>> Begin Record excerpts
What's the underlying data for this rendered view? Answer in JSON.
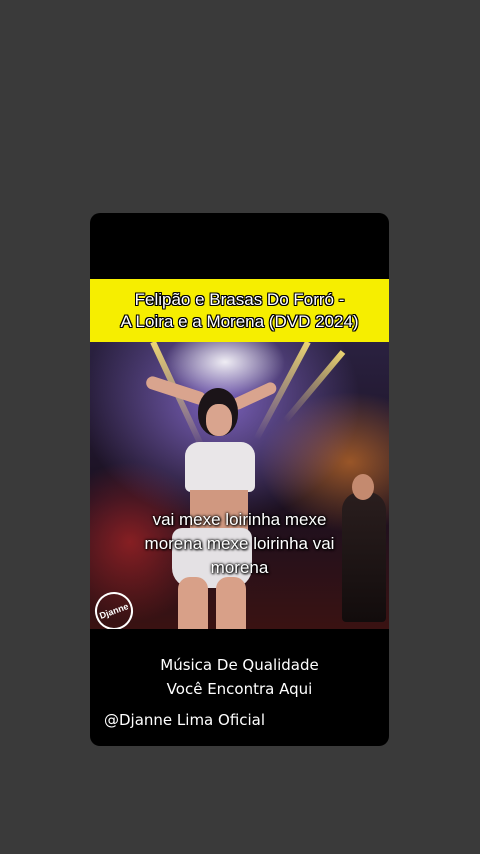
{
  "story": {
    "title_lines": [
      "Felipão e Brasas Do Forró -",
      "A Loira e a Morena (DVD 2024)"
    ],
    "lyrics_lines": [
      "vai mexe loirinha mexe",
      "morena mexe loirinha vai",
      "morena"
    ],
    "footer_lines": [
      "Música De Qualidade",
      "Você Encontra Aqui"
    ],
    "handle": "@Djanne Lima Oficial",
    "watermark": "Djanne"
  },
  "colors": {
    "page_background": "#3a3a3a",
    "card_background": "#000000",
    "title_banner": "#f6ee00",
    "text": "#ffffff"
  }
}
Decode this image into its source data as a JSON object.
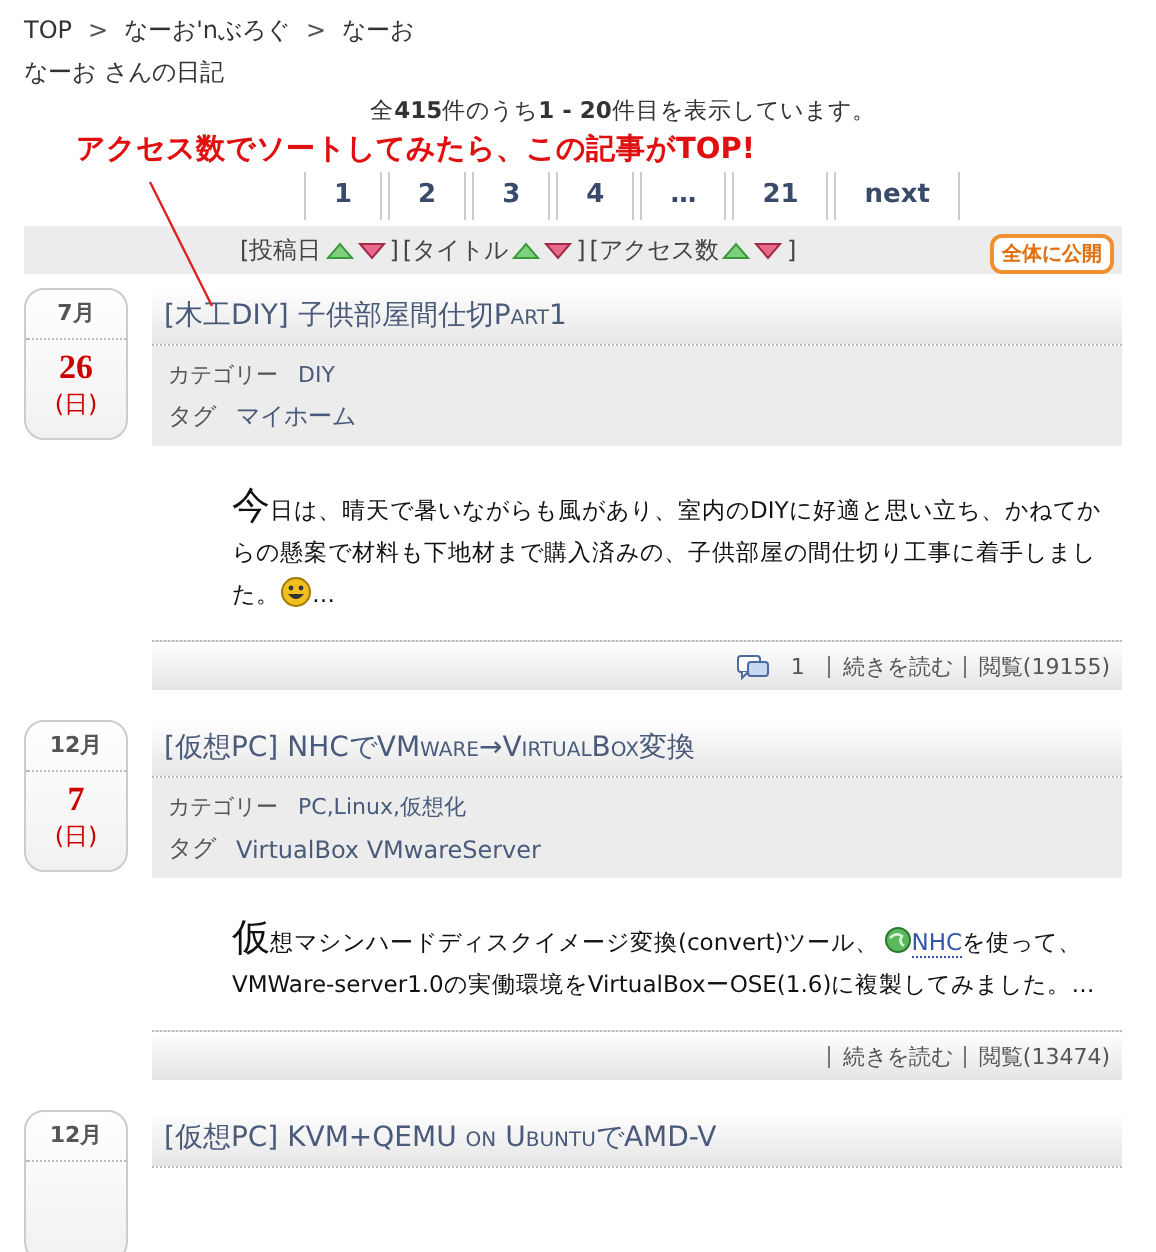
{
  "breadcrumb": [
    {
      "kind": "link",
      "text": "TOP"
    },
    {
      "kind": "separator",
      "text": ">"
    },
    {
      "kind": "link",
      "text": "なーお'nぶろぐ"
    },
    {
      "kind": "separator",
      "text": ">"
    },
    {
      "kind": "link",
      "text": "なーお"
    }
  ],
  "diary_title": "なーお さんの日記",
  "summary": "全**415**件のうち**1 - 20**件目を表示しています。",
  "annotation": "アクセス数でソートしてみたら、この記事がTOP!",
  "pagination": [
    "1",
    "2",
    "3",
    "4",
    "…",
    "21",
    "next"
  ],
  "sort_bar": {
    "fields": [
      {
        "label": "[投稿日",
        "end": "]"
      },
      {
        "label": "[タイトル",
        "end": "]"
      },
      {
        "label": "[アクセス数",
        "end": "]"
      }
    ],
    "badge": "全体に公開"
  },
  "entries": [
    {
      "month": "7月",
      "day": "26",
      "weekday": "(日)",
      "color": "#cc0000",
      "title": "[木工DIY] 子供部屋間仕切Part1",
      "category_label": "カテゴリー",
      "category": "DIY",
      "tag_label": "タグ",
      "tags": "マイホーム",
      "excerpt": [
        {
          "kind": "initial",
          "text": "今"
        },
        {
          "kind": "text",
          "text": "日は、晴天で暑いながらも風があり、室内のDIYに好適と思い立ち、かねてからの懸案で材料も下地材まで購入済みの、子供部屋の間仕切り工事に着手しました。"
        },
        {
          "kind": "smiley"
        },
        {
          "kind": "text",
          "text": "…"
        }
      ],
      "comments": "1",
      "read_more": "続きを読む",
      "views": "閲覧(19155)"
    },
    {
      "month": "12月",
      "day": "7",
      "weekday": "(日)",
      "color": "#cc0000",
      "title": "[仮想PC] NHCでVMware→VirtualBox変換",
      "category_label": "カテゴリー",
      "category": "PC,Linux,仮想化",
      "tag_label": "タグ",
      "tags": "VirtualBox VMwareServer",
      "excerpt": [
        {
          "kind": "initial",
          "text": "仮"
        },
        {
          "kind": "text",
          "text": "想マシンハードディスクイメージ変換(convert)ツール、"
        },
        {
          "kind": "link",
          "text": "NHC"
        },
        {
          "kind": "text",
          "text": "を使って、VMWare-server1.0の実働環境をVirtualBoxーOSE(1.6)に複製してみました。…"
        }
      ],
      "read_more": "続きを読む",
      "views": "閲覧(13474)"
    },
    {
      "month": "12月",
      "title": "[仮想PC] KVM+QEMU on UbuntuでAMD-V"
    }
  ]
}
>> End Record excerpts
Only a number is wanted: how many lines of the material include the word "loirinha".

2